# mit PS image map, poly, bestimmen



## 61850n (23. Februar 2006)

Tag Tag


Also ich kann ja, wenn ich über ein bild drüberfahr die Koordinaten ablesen.

Wenn ich jetzt eine Image Map machen will mit einer "Poly Area" muss ich ja immer die 

einzelnen Koordinaten ablesen. Und das ist ziemlich umständlich, wenn es eine große

Area ist. 

Gibt es in PS(oder irgendwo anders) nicht irgendeinen Befehl, mit dem dem man von einer vorhandene Auswahl die Koordinaten bekommt?


Also, dass ich mit dem Zauberstab eine Auswahl mache, und dann die Koordinaten dieser auswahl bekomme


gruß


----------



## Rofi (24. Februar 2006)

> Also ich kann ja, wenn ich über ein bild drüberfahr die Koordinaten ablesen


Ja, im Info-Fenster kannst Du unter anderem die Koordinaten der momentanen Cursorposition ablesen.

(Gespeicherte Dateneinträge)
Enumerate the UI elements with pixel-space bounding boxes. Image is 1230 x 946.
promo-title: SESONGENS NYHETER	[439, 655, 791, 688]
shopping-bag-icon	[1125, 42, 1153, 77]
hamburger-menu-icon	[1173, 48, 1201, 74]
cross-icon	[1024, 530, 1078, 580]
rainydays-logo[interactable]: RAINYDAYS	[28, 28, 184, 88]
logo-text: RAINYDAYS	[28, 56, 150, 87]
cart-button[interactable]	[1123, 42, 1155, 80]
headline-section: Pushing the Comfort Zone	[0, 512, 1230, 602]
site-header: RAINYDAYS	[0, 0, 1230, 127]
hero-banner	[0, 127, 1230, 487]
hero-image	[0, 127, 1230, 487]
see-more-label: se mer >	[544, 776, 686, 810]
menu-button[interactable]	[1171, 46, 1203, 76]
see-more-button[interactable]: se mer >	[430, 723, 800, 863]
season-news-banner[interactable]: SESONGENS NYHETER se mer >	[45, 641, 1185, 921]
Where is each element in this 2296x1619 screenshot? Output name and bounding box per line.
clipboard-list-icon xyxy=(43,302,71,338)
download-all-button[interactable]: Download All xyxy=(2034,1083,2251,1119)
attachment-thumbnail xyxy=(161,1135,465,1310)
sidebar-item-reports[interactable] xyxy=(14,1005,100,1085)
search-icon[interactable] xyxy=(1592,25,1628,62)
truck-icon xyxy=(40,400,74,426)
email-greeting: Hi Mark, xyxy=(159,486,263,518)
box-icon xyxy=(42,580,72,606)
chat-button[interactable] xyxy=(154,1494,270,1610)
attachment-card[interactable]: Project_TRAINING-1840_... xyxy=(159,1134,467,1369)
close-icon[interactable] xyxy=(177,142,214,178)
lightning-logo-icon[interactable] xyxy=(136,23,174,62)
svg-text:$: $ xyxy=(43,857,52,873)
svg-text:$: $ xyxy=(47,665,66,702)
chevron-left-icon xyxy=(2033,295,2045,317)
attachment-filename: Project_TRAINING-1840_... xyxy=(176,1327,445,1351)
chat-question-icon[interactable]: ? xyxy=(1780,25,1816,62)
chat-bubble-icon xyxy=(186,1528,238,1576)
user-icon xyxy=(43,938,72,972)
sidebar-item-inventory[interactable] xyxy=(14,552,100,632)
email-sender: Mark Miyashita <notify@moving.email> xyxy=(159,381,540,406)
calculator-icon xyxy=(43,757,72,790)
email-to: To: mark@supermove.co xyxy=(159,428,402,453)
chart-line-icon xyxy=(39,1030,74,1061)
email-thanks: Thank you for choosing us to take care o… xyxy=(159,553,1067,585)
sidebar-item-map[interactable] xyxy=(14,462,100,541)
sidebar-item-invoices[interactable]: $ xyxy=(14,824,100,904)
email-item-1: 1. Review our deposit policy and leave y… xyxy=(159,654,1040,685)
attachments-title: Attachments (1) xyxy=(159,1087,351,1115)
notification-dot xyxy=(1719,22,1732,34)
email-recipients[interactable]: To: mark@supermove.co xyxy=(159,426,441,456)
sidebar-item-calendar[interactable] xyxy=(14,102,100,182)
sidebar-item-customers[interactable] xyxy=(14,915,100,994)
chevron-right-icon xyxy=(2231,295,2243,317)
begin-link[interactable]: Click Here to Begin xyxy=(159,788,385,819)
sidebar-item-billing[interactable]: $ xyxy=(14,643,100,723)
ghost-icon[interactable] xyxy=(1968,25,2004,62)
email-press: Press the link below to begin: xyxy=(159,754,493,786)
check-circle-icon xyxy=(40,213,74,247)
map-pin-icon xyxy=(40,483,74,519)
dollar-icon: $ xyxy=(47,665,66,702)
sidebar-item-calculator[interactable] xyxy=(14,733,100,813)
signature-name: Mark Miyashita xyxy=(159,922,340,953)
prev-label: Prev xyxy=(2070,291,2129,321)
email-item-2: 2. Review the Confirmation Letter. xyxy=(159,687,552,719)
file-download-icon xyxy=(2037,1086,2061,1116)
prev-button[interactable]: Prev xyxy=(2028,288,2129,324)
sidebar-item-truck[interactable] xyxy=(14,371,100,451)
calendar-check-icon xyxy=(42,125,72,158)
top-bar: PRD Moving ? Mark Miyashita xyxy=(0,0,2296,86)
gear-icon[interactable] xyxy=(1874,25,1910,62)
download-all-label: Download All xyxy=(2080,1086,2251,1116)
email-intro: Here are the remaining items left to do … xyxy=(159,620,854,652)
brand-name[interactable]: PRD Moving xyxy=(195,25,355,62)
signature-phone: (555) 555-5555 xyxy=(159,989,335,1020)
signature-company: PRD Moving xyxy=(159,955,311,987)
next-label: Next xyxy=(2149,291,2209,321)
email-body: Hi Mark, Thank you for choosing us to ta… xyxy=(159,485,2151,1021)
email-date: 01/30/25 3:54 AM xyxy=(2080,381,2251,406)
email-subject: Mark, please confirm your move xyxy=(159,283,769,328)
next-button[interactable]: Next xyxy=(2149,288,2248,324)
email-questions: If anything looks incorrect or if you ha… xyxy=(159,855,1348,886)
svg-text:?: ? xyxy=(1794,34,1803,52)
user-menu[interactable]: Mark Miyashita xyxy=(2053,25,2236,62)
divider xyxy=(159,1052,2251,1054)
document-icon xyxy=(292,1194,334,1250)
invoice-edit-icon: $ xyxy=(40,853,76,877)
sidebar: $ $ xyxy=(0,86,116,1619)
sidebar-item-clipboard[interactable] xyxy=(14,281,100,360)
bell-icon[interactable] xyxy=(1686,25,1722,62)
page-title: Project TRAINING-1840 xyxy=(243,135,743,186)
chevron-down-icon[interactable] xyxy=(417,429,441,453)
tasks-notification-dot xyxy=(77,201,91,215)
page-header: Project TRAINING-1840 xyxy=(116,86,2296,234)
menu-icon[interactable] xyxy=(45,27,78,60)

- [Aufgaben]:
1. Beantworte anhand der Forumsdiskussion über Image Maps die folgenden Fragen:
(a) Mit welchem Werkzeug will 61850n die Auswahl erstellen?
(b) An welchem Datum antwortet Rofi?
(c) In welchem Fenster lassen sich laut Rofi die Koordinaten der momentanen Cursorposition ablesen?
2. Führe die Forumsdiskussion über Image Maps im Anschluss an Rofis letzten Satz weiter.
Die Auflistung steht in keinem Zusammenhang mit der Forumsdiskussion.

- [Lösungen]:
1.
(a) Mit dem Zauberstab.
(b) Am 24. Februar 2006.
(c) Im Info-Fenster.

2.
> Wenn ich jetzt eine Image Map machen will mit einer "Poly Area"


Meinst Du ein beliebiges Vieleck in einer Pixelgrafik?


> muss ich ja immer die einzelnen Koordinaten ablesen.


Meinst Du die Eckpunkte des Vielecks? (siehe meine hinzugefügte Bsp-Grafik)


----------



## 61850n (24. Februar 2006)

ja so wie in deiner Grafik.

Kann man das mit PS ausrechnen lassen, wenn man eine Auswahl hat, 

oder braucht man dazu ein bestimmtes Programm(wenn ja welches)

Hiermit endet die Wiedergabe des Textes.